──────── Exercise data ────────

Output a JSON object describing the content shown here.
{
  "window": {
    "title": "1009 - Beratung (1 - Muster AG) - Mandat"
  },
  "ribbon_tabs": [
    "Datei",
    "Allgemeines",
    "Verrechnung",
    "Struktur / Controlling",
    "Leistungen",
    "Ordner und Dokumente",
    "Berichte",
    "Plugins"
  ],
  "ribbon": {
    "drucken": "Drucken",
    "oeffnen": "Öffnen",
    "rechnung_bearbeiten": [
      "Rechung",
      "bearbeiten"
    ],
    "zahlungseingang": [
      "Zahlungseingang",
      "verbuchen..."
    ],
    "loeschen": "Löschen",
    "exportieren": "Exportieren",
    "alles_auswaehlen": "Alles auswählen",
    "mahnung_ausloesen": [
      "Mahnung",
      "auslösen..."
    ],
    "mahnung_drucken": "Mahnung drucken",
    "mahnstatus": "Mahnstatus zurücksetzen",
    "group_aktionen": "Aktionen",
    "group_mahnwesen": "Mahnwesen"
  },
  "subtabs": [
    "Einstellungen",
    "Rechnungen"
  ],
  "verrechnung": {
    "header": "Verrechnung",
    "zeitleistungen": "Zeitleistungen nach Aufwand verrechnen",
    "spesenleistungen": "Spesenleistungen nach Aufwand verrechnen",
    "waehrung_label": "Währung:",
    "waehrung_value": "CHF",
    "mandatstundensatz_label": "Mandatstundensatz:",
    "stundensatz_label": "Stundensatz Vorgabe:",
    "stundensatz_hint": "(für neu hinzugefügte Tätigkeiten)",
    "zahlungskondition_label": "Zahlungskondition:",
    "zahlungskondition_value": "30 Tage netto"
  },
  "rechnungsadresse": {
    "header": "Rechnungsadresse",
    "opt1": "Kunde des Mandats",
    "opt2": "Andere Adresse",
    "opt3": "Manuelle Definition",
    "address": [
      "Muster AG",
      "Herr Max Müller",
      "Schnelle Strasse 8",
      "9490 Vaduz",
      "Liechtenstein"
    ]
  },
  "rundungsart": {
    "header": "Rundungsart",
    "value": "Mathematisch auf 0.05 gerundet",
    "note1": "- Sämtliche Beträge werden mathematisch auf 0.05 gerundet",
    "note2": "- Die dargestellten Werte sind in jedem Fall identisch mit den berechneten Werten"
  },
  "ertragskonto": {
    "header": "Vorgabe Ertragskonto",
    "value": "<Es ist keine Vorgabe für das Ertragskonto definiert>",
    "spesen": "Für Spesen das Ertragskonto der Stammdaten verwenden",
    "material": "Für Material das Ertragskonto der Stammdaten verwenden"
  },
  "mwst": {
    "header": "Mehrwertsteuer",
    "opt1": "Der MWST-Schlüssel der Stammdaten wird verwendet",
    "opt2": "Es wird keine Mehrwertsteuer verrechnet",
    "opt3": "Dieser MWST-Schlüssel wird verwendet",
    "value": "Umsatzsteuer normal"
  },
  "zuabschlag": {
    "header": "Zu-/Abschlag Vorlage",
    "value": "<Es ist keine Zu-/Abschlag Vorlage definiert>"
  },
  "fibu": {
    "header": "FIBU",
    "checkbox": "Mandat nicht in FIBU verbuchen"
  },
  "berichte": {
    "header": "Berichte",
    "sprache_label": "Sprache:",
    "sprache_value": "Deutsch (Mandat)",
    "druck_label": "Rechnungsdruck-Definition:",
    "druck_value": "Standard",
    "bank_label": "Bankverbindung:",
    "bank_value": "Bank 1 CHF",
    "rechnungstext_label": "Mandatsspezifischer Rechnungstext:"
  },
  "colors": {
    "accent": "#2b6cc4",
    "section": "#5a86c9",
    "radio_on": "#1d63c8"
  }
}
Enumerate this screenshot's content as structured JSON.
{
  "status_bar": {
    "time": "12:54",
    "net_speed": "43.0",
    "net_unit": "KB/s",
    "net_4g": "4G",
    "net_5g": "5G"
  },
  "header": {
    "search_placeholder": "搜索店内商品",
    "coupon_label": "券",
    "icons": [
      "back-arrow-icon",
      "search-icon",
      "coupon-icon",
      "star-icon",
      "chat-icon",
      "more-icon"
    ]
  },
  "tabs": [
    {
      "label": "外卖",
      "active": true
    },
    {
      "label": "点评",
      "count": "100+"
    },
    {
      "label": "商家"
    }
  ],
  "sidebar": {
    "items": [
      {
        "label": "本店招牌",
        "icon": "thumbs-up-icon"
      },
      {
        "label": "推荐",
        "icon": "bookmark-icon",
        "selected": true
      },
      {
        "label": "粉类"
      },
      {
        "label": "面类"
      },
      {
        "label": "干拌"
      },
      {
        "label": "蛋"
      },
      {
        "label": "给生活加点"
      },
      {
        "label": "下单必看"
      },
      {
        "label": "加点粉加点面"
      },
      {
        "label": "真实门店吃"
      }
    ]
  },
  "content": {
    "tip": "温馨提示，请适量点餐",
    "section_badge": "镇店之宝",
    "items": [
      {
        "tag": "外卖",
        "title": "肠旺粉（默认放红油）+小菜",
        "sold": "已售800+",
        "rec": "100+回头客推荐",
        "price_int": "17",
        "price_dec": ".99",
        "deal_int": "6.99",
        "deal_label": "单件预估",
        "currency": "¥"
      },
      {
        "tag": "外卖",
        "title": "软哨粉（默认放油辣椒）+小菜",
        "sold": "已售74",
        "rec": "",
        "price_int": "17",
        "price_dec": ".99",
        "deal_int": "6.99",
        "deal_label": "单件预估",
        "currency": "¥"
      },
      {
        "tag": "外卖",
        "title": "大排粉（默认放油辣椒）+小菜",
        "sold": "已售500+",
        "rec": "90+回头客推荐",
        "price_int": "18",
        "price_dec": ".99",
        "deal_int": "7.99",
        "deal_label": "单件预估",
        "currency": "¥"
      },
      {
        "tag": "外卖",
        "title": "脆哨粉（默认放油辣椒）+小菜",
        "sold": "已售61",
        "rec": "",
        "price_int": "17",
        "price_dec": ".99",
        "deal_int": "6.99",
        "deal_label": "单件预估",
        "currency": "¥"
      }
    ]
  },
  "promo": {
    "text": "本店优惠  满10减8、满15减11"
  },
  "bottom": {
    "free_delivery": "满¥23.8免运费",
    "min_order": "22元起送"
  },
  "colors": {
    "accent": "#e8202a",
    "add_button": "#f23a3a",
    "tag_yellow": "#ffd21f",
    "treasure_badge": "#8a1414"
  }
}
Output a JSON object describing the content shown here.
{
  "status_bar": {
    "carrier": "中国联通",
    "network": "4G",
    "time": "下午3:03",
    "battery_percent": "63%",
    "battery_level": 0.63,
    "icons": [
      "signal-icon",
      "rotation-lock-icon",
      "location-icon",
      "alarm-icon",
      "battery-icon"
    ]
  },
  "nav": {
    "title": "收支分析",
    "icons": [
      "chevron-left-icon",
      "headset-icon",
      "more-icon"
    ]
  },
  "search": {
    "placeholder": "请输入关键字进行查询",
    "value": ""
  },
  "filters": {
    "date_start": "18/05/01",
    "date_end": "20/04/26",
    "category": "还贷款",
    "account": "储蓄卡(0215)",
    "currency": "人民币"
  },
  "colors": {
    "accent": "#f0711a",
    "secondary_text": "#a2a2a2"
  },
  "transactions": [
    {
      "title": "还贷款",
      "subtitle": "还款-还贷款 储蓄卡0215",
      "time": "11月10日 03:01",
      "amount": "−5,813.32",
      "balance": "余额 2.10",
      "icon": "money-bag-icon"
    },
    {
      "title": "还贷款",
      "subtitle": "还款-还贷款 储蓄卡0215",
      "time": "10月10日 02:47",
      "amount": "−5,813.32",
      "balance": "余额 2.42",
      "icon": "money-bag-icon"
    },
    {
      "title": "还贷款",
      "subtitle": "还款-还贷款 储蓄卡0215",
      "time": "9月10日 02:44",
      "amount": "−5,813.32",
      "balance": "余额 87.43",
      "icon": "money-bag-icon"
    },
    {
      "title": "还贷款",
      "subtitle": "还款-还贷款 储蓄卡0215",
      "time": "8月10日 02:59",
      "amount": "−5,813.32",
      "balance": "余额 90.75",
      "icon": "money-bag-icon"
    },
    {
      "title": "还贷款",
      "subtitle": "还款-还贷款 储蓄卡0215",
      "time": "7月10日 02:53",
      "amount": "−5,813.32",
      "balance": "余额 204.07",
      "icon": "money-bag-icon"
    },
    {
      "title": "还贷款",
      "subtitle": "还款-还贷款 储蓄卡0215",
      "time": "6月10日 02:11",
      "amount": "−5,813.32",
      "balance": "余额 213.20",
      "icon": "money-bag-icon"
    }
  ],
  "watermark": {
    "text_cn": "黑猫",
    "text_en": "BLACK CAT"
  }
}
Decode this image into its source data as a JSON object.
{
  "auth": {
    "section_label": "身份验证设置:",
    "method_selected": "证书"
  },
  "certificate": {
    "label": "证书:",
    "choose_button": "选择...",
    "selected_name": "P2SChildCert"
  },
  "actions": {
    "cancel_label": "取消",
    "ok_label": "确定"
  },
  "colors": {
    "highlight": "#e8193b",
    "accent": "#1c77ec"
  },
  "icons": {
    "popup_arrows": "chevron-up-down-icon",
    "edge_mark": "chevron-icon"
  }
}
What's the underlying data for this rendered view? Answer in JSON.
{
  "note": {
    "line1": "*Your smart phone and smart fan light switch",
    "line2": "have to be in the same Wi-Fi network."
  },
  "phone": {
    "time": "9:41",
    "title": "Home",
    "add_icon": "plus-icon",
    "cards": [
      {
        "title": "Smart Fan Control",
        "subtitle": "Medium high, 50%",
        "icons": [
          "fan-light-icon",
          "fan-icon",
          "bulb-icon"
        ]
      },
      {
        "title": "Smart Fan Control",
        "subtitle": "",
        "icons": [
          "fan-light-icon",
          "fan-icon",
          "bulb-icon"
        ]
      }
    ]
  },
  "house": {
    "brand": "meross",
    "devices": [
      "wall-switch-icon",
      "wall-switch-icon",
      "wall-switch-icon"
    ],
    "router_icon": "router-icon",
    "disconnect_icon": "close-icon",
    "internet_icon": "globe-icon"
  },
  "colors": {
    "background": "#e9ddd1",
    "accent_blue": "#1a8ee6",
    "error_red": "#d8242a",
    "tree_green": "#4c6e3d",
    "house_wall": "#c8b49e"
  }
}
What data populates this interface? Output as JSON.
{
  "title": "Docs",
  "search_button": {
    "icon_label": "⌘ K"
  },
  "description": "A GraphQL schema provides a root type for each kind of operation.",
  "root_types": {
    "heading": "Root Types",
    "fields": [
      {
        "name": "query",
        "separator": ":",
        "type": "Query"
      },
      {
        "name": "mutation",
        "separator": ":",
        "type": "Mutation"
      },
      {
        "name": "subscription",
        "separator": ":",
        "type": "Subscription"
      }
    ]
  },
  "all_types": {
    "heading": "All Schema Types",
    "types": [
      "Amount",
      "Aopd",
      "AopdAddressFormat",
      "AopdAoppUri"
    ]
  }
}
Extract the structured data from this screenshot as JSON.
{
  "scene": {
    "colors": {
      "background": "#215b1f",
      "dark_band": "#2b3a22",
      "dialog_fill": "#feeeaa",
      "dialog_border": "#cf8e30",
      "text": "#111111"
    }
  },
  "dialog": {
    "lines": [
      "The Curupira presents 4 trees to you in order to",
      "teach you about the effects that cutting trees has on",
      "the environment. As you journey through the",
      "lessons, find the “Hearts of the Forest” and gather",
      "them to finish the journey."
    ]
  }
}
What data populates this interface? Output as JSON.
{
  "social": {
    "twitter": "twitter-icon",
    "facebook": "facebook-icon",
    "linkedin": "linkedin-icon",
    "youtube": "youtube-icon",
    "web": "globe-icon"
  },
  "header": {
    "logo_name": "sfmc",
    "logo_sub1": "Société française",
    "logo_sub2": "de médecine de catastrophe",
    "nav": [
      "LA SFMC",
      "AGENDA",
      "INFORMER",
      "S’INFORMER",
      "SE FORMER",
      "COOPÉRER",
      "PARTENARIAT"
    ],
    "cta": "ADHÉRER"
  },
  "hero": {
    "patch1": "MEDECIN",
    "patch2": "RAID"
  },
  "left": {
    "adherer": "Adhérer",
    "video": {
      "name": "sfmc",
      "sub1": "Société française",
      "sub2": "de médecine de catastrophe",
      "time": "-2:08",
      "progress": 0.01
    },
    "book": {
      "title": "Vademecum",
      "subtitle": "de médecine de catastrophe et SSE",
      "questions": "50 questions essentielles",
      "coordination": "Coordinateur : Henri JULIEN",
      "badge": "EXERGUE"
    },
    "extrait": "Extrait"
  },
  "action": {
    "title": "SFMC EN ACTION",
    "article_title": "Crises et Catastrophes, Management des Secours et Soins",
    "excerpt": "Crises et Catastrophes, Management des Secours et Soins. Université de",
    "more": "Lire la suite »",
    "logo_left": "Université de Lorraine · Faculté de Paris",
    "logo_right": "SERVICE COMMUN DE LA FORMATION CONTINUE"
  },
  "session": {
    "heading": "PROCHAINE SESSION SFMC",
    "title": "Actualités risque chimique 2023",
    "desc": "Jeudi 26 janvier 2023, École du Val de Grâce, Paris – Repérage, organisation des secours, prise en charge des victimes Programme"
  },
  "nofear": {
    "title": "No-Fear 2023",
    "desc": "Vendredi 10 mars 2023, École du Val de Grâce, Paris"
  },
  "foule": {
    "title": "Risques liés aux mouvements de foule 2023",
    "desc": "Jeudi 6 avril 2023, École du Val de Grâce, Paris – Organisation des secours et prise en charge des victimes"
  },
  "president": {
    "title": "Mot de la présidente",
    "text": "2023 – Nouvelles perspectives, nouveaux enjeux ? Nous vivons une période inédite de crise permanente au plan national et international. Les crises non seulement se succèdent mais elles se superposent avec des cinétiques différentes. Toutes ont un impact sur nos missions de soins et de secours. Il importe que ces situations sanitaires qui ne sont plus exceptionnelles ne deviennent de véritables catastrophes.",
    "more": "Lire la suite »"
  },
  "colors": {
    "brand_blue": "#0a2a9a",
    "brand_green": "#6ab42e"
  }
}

────────

▶ Goal
Locate the word "trees" in the entries, and copy every line where it is found.

▶ The solution
      "The Curupira presents 4 trees to you in order to",
      "teach you about the effects that cutting trees has on",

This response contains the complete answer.